Requirement: Within the records below, find each line that holds the string "JSON", then copy it.

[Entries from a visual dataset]
--
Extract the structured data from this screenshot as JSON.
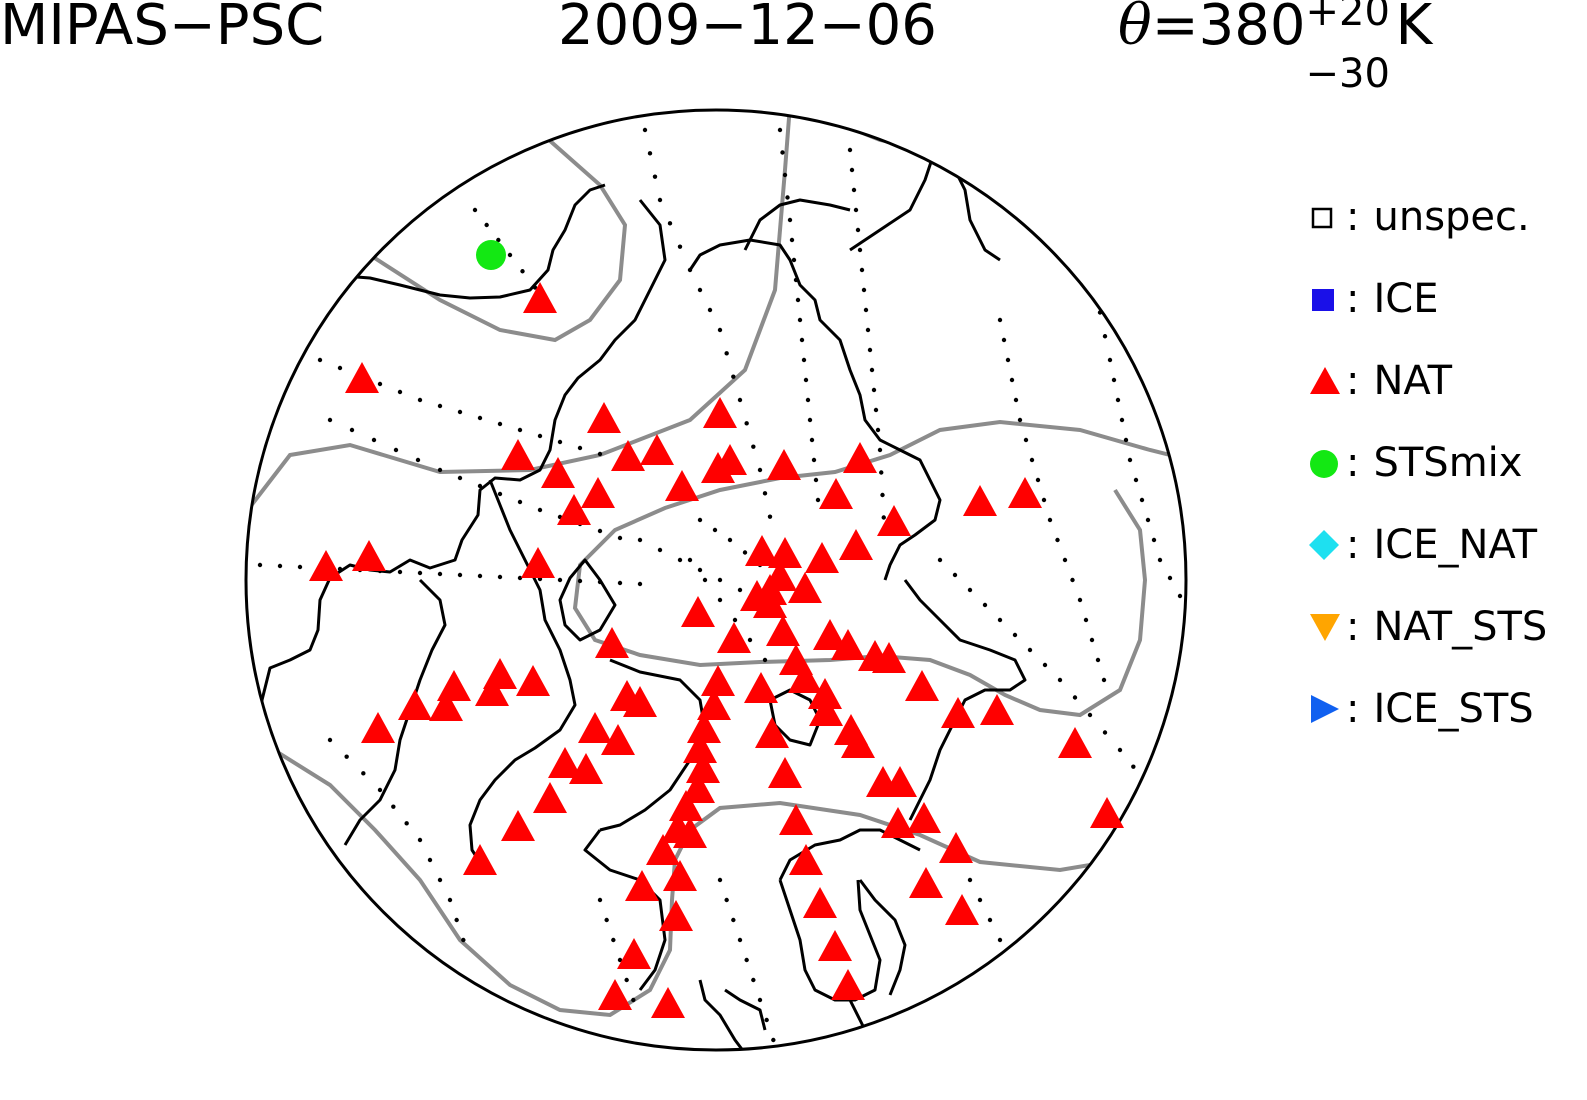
{
  "title": {
    "instrument": "MIPAS−PSC",
    "date": "2009−12−06",
    "theta_symbol": "θ",
    "theta_value": "=380",
    "theta_sup": "+20",
    "theta_sub": "−30",
    "theta_unit": "K"
  },
  "legend": [
    {
      "symbol": ":",
      "label": "unspec.",
      "marker": "square-open",
      "color": "#000000"
    },
    {
      "symbol": ":",
      "label": "ICE",
      "marker": "square",
      "color": "#1a10e8"
    },
    {
      "symbol": ":",
      "label": "NAT",
      "marker": "triangle-up",
      "color": "#ff0000"
    },
    {
      "symbol": ":",
      "label": "STSmix",
      "marker": "circle",
      "color": "#13e813"
    },
    {
      "symbol": ":",
      "label": "ICE_NAT",
      "marker": "diamond",
      "color": "#1ee0f0"
    },
    {
      "symbol": ":",
      "label": "NAT_STS",
      "marker": "triangle-down",
      "color": "#ffa500"
    },
    {
      "symbol": ":",
      "label": "ICE_STS",
      "marker": "triangle-right",
      "color": "#1060f0"
    }
  ],
  "map": {
    "projection": "north polar stereographic",
    "contour_color": "#8c8c8c",
    "coastline_color": "#000000",
    "nat_count": 97,
    "stsmix_count": 1
  }
}
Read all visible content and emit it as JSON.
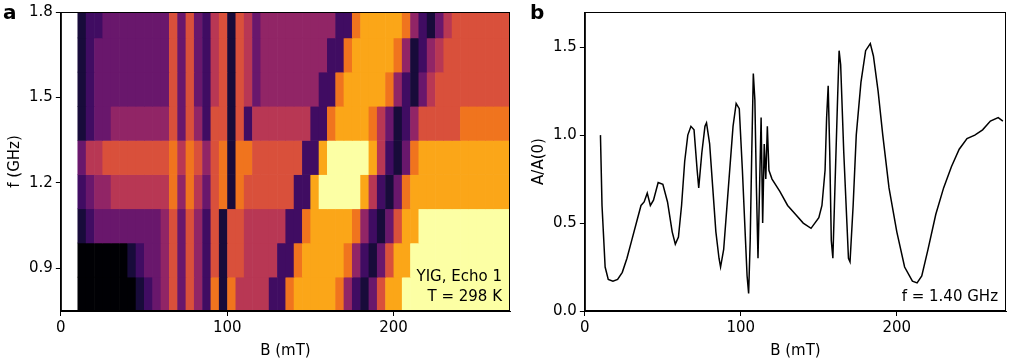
{
  "chart_data": [
    {
      "panel_label": "a",
      "type": "heatmap",
      "x_label": "B (mT)",
      "y_label": "f (GHz)",
      "annotations": [
        "YIG, Echo 1",
        "T = 298 K"
      ],
      "xlim": [
        0,
        270
      ],
      "xticks": [
        0,
        100,
        200
      ],
      "ylim": [
        0.75,
        1.8
      ],
      "yticks": [
        0.9,
        1.2,
        1.5,
        1.8
      ],
      "grid": false,
      "x_edges": [
        10,
        15,
        20,
        25,
        30,
        35,
        40,
        45,
        50,
        55,
        60,
        65,
        70,
        75,
        80,
        85,
        90,
        95,
        100,
        105,
        110,
        115,
        120,
        125,
        130,
        135,
        140,
        145,
        150,
        155,
        160,
        165,
        170,
        175,
        180,
        185,
        190,
        195,
        200,
        205,
        210,
        215,
        220,
        225,
        230,
        235,
        240,
        245,
        250,
        255,
        260,
        265,
        270
      ],
      "y_edges": [
        0.75,
        0.87,
        0.99,
        1.11,
        1.23,
        1.35,
        1.47,
        1.59,
        1.71,
        1.83
      ],
      "zlim": [
        0,
        9
      ],
      "cells": [
        [
          0,
          0,
          0,
          0,
          0,
          0,
          0,
          1,
          2,
          3,
          4,
          6,
          3,
          6,
          4,
          2,
          7,
          1,
          7,
          5,
          5,
          5,
          5,
          2,
          2,
          7,
          8,
          8,
          8,
          8,
          8,
          7,
          4,
          2,
          1,
          3,
          6,
          8,
          8,
          9,
          9,
          9,
          9,
          9,
          9,
          9,
          9,
          9,
          9,
          9,
          9,
          9
        ],
        [
          0,
          0,
          0,
          0,
          0,
          0,
          1,
          2,
          3,
          3,
          4,
          6,
          3,
          6,
          4,
          2,
          6,
          1,
          6,
          6,
          5,
          5,
          5,
          5,
          2,
          2,
          7,
          8,
          8,
          8,
          8,
          8,
          7,
          4,
          2,
          1,
          3,
          6,
          8,
          8,
          9,
          9,
          9,
          9,
          9,
          9,
          9,
          9,
          9,
          9,
          9,
          9
        ],
        [
          1,
          2,
          3,
          3,
          3,
          3,
          3,
          3,
          3,
          3,
          4,
          6,
          3,
          6,
          4,
          2,
          6,
          1,
          6,
          6,
          5,
          5,
          5,
          5,
          5,
          2,
          2,
          7,
          8,
          8,
          8,
          8,
          8,
          7,
          4,
          2,
          1,
          3,
          6,
          8,
          8,
          9,
          9,
          9,
          9,
          9,
          9,
          9,
          9,
          9,
          9,
          9
        ],
        [
          2,
          3,
          4,
          4,
          5,
          5,
          5,
          5,
          5,
          5,
          5,
          7,
          4,
          7,
          5,
          3,
          6,
          7,
          1,
          7,
          6,
          6,
          6,
          6,
          6,
          6,
          2,
          2,
          8,
          9,
          9,
          9,
          9,
          9,
          8,
          5,
          2,
          1,
          3,
          7,
          8,
          8,
          8,
          8,
          8,
          8,
          8,
          8,
          8,
          8,
          8,
          8
        ],
        [
          3,
          5,
          5,
          6,
          6,
          6,
          6,
          6,
          6,
          6,
          6,
          7,
          5,
          7,
          6,
          4,
          6,
          7,
          1,
          7,
          7,
          6,
          6,
          6,
          6,
          6,
          6,
          2,
          2,
          8,
          9,
          9,
          9,
          9,
          9,
          8,
          5,
          2,
          1,
          3,
          7,
          8,
          8,
          8,
          8,
          8,
          8,
          8,
          8,
          8,
          8,
          8
        ],
        [
          1,
          2,
          3,
          3,
          4,
          4,
          4,
          4,
          4,
          4,
          4,
          6,
          3,
          6,
          4,
          2,
          6,
          6,
          1,
          6,
          2,
          5,
          5,
          5,
          5,
          5,
          5,
          5,
          2,
          2,
          7,
          8,
          8,
          8,
          8,
          7,
          5,
          3,
          1,
          2,
          4,
          6,
          6,
          6,
          6,
          6,
          7,
          7,
          7,
          7,
          7,
          7
        ],
        [
          1,
          2,
          3,
          3,
          3,
          3,
          3,
          3,
          3,
          3,
          3,
          6,
          3,
          6,
          3,
          2,
          5,
          6,
          1,
          6,
          5,
          3,
          4,
          4,
          4,
          4,
          4,
          4,
          4,
          2,
          2,
          7,
          8,
          8,
          8,
          8,
          8,
          7,
          4,
          2,
          1,
          3,
          5,
          6,
          6,
          6,
          6,
          6,
          6,
          6,
          6,
          6
        ],
        [
          1,
          2,
          3,
          3,
          3,
          3,
          3,
          3,
          3,
          3,
          3,
          6,
          3,
          6,
          3,
          2,
          5,
          6,
          1,
          6,
          5,
          3,
          4,
          4,
          4,
          4,
          4,
          4,
          4,
          4,
          2,
          2,
          7,
          8,
          8,
          8,
          8,
          8,
          7,
          4,
          1,
          2,
          4,
          5,
          6,
          6,
          6,
          6,
          6,
          6,
          6,
          6
        ],
        [
          1,
          2,
          2,
          3,
          3,
          3,
          3,
          3,
          3,
          3,
          3,
          6,
          3,
          6,
          3,
          2,
          5,
          6,
          1,
          6,
          5,
          3,
          4,
          4,
          4,
          4,
          4,
          4,
          4,
          4,
          4,
          2,
          2,
          7,
          8,
          8,
          8,
          8,
          8,
          7,
          4,
          2,
          1,
          3,
          5,
          6,
          6,
          6,
          6,
          6,
          6,
          6
        ]
      ]
    },
    {
      "panel_label": "b",
      "type": "line",
      "x_label": "B (mT)",
      "y_label": "A/A(0)",
      "annotations": [
        "f = 1.40 GHz"
      ],
      "xlim": [
        0,
        270
      ],
      "xticks": [
        0,
        100,
        200
      ],
      "ylim": [
        0,
        1.7
      ],
      "yticks": [
        {
          "value": 0,
          "label": "0.0"
        },
        0.5,
        {
          "value": 1,
          "label": "1.0"
        },
        1.5
      ],
      "grid": false,
      "color": "#000000",
      "x": [
        10,
        11,
        13,
        15,
        18,
        21,
        24,
        27,
        30,
        33,
        36,
        38,
        40,
        42,
        44,
        47,
        50,
        53,
        56,
        58,
        60,
        62,
        64,
        66,
        68,
        70,
        72,
        73,
        75,
        77,
        78,
        80,
        82,
        84,
        86,
        87,
        89,
        92,
        95,
        97,
        99,
        101,
        103,
        104,
        105,
        106,
        107,
        108,
        109,
        110,
        111,
        112,
        113,
        114,
        115,
        116,
        117,
        118,
        120,
        125,
        130,
        135,
        140,
        145,
        150,
        152,
        154,
        155,
        156,
        157,
        158,
        159,
        160,
        162,
        163,
        164,
        166,
        168,
        169,
        170,
        172,
        174,
        177,
        180,
        183,
        185,
        188,
        191,
        195,
        200,
        205,
        210,
        213,
        216,
        220,
        225,
        230,
        235,
        240,
        245,
        250,
        255,
        260,
        265,
        268
      ],
      "values": [
        1.0,
        0.6,
        0.25,
        0.18,
        0.17,
        0.18,
        0.22,
        0.3,
        0.4,
        0.5,
        0.6,
        0.62,
        0.67,
        0.6,
        0.63,
        0.73,
        0.72,
        0.62,
        0.45,
        0.38,
        0.42,
        0.6,
        0.85,
        1.0,
        1.05,
        1.03,
        0.8,
        0.7,
        0.9,
        1.05,
        1.07,
        0.95,
        0.7,
        0.45,
        0.3,
        0.25,
        0.35,
        0.7,
        1.05,
        1.18,
        1.15,
        0.8,
        0.4,
        0.2,
        0.1,
        0.4,
        0.9,
        1.35,
        1.2,
        0.7,
        0.3,
        0.7,
        1.1,
        0.5,
        0.95,
        0.75,
        1.05,
        0.8,
        0.75,
        0.68,
        0.6,
        0.55,
        0.5,
        0.47,
        0.53,
        0.6,
        0.8,
        1.1,
        1.28,
        0.9,
        0.4,
        0.3,
        0.6,
        1.2,
        1.48,
        1.4,
        0.9,
        0.5,
        0.3,
        0.28,
        0.6,
        1.0,
        1.3,
        1.48,
        1.52,
        1.45,
        1.25,
        1.0,
        0.7,
        0.45,
        0.25,
        0.17,
        0.16,
        0.2,
        0.35,
        0.55,
        0.7,
        0.82,
        0.92,
        0.98,
        1.0,
        1.03,
        1.08,
        1.1,
        1.08
      ]
    }
  ]
}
--
Task solution:
Extract the structured data from this screenshot as JSON.
Read all visible content and emit it as JSON.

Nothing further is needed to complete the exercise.